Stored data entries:
>> Start

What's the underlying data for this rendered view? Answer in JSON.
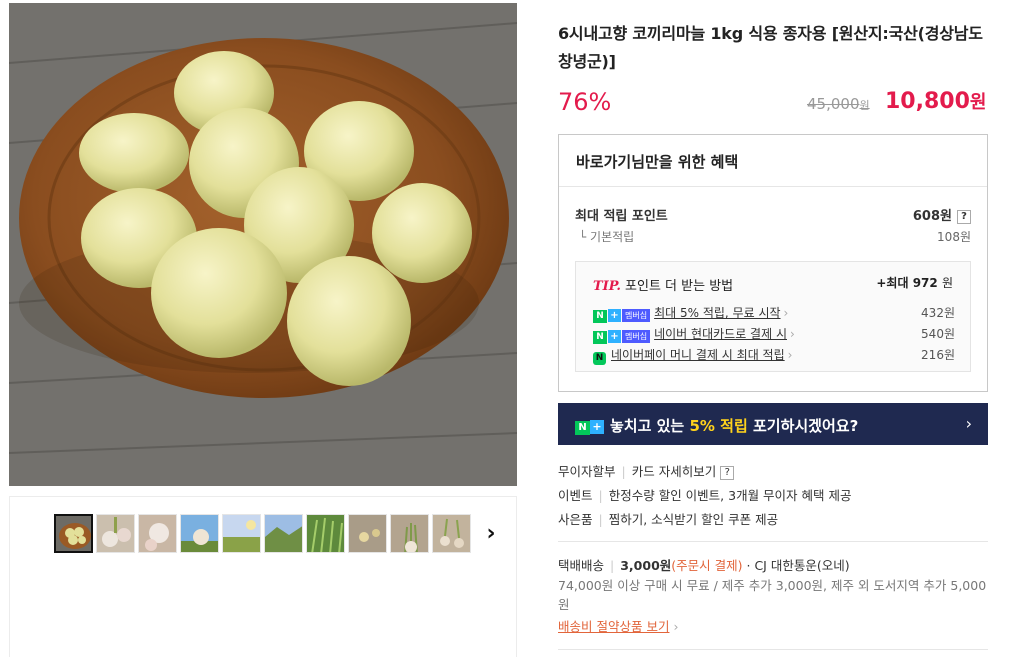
{
  "product": {
    "title": "6시내고향 코끼리마늘 1kg 식용 종자용 [원산지:국산(경상남도 창녕군)]",
    "discount_rate": "76%",
    "original_price": "45,000",
    "original_price_unit": "원",
    "sale_price": "10,800",
    "sale_price_unit": "원"
  },
  "gallery": {
    "next_icon": "chevron-right-icon",
    "thumbnail_count": 10
  },
  "benefits": {
    "heading": "바로가기님만을 위한 혜택",
    "max_points_label": "최대 적립 포인트",
    "max_points_value": "608원",
    "help_label": "?",
    "base_points_label": "└ 기본적립",
    "base_points_value": "108원",
    "tip": {
      "tip_label": "TIP.",
      "title": "포인트 더 받는 방법",
      "max_prefix": "+최대",
      "max_value": "972",
      "max_unit": "원",
      "items": [
        {
          "text": "최대 5% 적립, 무료 시작",
          "value": "432원",
          "badge": "membership"
        },
        {
          "text": "네이버 현대카드로 결제 시",
          "value": "540원",
          "badge": "membership"
        },
        {
          "text": "네이버페이 머니 결제 시 최대 적립",
          "value": "216원",
          "badge": "pay"
        }
      ],
      "badge_n": "N",
      "badge_plus": "+",
      "badge_mem": "멤버십",
      "badge_pay": "N"
    }
  },
  "banner": {
    "text_before": "놓치고 있는 ",
    "highlight": "5% 적립",
    "text_after": " 포기하시겠어요?",
    "chevron": "›"
  },
  "info_rows": {
    "installment_label": "무이자할부",
    "installment_link": "카드 자세히보기",
    "event_label": "이벤트",
    "event_text": "한정수량 할인 이벤트, 3개월 무이자 혜택 제공",
    "gift_label": "사은품",
    "gift_text": "찜하기, 소식받기 할인 쿠폰 제공"
  },
  "shipping": {
    "label": "택배배송",
    "fee": "3,000원",
    "fee_note": "(주문시 결제)",
    "courier": "· CJ 대한통운(오네)",
    "details": "74,000원 이상 구매 시 무료 / 제주 추가 3,000원, 제주 외 도서지역 추가 5,000원",
    "saving_link": "배송비 절약상품 보기",
    "saving_arrow": "›"
  },
  "colors": {
    "accent_red": "#e31b4c",
    "banner_bg": "#1f2950",
    "naver_green": "#03c75a",
    "highlight_yellow": "#ffd21c"
  }
}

>> End

CHALLENGE:
All the lines above are to be reproduced exactly, except the pictures.

FULL OUTPUT:
What's the underlying data for this rendered view? Answer in JSON.
{
  "product": {
    "title": "6시내고향 코끼리마늘 1kg 식용 종자용 [원산지:국산(경상남도 창녕군)]",
    "discount_rate": "76%",
    "original_price": "45,000",
    "original_price_unit": "원",
    "sale_price": "10,800",
    "sale_price_unit": "원"
  },
  "gallery": {
    "next_icon": "chevron-right-icon",
    "thumbnail_count": 10
  },
  "benefits": {
    "heading": "바로가기님만을 위한 혜택",
    "max_points_label": "최대 적립 포인트",
    "max_points_value": "608원",
    "help_label": "?",
    "base_points_label": "└ 기본적립",
    "base_points_value": "108원",
    "tip": {
      "tip_label": "TIP.",
      "title": "포인트 더 받는 방법",
      "max_prefix": "+최대",
      "max_value": "972",
      "max_unit": "원",
      "items": [
        {
          "text": "최대 5% 적립, 무료 시작",
          "value": "432원",
          "badge": "membership"
        },
        {
          "text": "네이버 현대카드로 결제 시",
          "value": "540원",
          "badge": "membership"
        },
        {
          "text": "네이버페이 머니 결제 시 최대 적립",
          "value": "216원",
          "badge": "pay"
        }
      ],
      "badge_n": "N",
      "badge_plus": "+",
      "badge_mem": "멤버십",
      "badge_pay": "N"
    }
  },
  "banner": {
    "text_before": "놓치고 있는 ",
    "highlight": "5% 적립",
    "text_after": " 포기하시겠어요?",
    "chevron": "›"
  },
  "info_rows": {
    "installment_label": "무이자할부",
    "installment_link": "카드 자세히보기",
    "event_label": "이벤트",
    "event_text": "한정수량 할인 이벤트, 3개월 무이자 혜택 제공",
    "gift_label": "사은품",
    "gift_text": "찜하기, 소식받기 할인 쿠폰 제공"
  },
  "shipping": {
    "label": "택배배송",
    "fee": "3,000원",
    "fee_note": "(주문시 결제)",
    "courier": "· CJ 대한통운(오네)",
    "details": "74,000원 이상 구매 시 무료 / 제주 추가 3,000원, 제주 외 도서지역 추가 5,000원",
    "saving_link": "배송비 절약상품 보기",
    "saving_arrow": "›"
  },
  "colors": {
    "accent_red": "#e31b4c",
    "banner_bg": "#1f2950",
    "naver_green": "#03c75a",
    "highlight_yellow": "#ffd21c"
  }
}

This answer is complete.